Excerpted data:
--------------------

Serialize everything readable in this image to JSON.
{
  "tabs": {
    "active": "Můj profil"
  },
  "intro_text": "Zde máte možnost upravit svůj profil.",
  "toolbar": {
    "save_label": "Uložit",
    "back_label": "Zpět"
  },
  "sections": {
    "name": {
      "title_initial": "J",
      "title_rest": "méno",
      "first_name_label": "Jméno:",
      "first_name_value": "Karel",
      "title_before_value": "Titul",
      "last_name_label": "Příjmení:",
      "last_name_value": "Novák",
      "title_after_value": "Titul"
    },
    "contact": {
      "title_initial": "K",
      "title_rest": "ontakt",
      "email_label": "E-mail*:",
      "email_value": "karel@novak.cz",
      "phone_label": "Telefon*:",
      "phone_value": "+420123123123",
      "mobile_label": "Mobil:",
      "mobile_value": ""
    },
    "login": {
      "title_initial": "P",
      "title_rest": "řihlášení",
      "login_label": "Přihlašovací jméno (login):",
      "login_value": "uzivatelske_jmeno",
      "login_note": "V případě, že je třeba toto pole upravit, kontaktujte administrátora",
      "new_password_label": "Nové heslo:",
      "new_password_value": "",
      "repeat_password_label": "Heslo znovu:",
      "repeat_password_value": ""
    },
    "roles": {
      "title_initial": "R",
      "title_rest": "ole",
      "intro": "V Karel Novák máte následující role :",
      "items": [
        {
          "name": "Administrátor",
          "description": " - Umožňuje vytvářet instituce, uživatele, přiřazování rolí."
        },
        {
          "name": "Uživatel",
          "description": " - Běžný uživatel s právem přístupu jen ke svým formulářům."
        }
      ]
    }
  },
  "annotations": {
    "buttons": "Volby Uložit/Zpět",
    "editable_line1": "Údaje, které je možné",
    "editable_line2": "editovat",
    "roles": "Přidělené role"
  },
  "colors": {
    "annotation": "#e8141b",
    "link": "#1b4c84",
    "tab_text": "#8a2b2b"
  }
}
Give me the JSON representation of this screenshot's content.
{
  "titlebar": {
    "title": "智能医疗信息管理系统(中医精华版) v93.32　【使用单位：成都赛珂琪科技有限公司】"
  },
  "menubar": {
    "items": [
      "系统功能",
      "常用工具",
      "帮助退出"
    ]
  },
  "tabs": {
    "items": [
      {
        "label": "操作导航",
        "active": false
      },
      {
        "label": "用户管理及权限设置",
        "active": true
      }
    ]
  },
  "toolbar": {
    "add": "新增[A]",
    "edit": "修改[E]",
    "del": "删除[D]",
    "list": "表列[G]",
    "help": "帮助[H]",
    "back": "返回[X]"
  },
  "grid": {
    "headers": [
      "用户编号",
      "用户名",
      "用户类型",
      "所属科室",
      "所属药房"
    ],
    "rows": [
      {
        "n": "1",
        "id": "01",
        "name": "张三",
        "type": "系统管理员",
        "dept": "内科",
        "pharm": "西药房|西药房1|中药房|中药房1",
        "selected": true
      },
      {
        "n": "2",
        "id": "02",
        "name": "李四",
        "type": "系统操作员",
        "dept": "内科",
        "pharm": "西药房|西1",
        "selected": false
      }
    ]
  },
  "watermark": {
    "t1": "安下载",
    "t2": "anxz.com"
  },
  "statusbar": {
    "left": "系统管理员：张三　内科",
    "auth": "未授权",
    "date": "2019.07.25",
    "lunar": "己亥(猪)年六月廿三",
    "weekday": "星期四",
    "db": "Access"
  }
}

--------------------

What is required:
In the listing above, find the line containing "Give me the", then reproduce it and each line after it through the end, exactly and with nothing added.

Answer to this task:
Give me the JSON representation of this screenshot's content.
{
  "titlebar": {
    "title": "智能医疗信息管理系统(中医精华版) v93.32　【使用单位：成都赛珂琪科技有限公司】"
  },
  "menubar": {
    "items": [
      "系统功能",
      "常用工具",
      "帮助退出"
    ]
  },
  "tabs": {
    "items": [
      {
        "label": "操作导航",
        "active": false
      },
      {
        "label": "用户管理及权限设置",
        "active": true
      }
    ]
  },
  "toolbar": {
    "add": "新增[A]",
    "edit": "修改[E]",
    "del": "删除[D]",
    "list": "表列[G]",
    "help": "帮助[H]",
    "back": "返回[X]"
  },
  "grid": {
    "headers": [
      "用户编号",
      "用户名",
      "用户类型",
      "所属科室",
      "所属药房"
    ],
    "rows": [
      {
        "n": "1",
        "id": "01",
        "name": "张三",
        "type": "系统管理员",
        "dept": "内科",
        "pharm": "西药房|西药房1|中药房|中药房1",
        "selected": true
      },
      {
        "n": "2",
        "id": "02",
        "name": "李四",
        "type": "系统操作员",
        "dept": "内科",
        "pharm": "西药房|西1",
        "selected": false
      }
    ]
  },
  "watermark": {
    "t1": "安下载",
    "t2": "anxz.com"
  },
  "statusbar": {
    "left": "系统管理员：张三　内科",
    "auth": "未授权",
    "date": "2019.07.25",
    "lunar": "己亥(猪)年六月廿三",
    "weekday": "星期四",
    "db": "Access"
  }
}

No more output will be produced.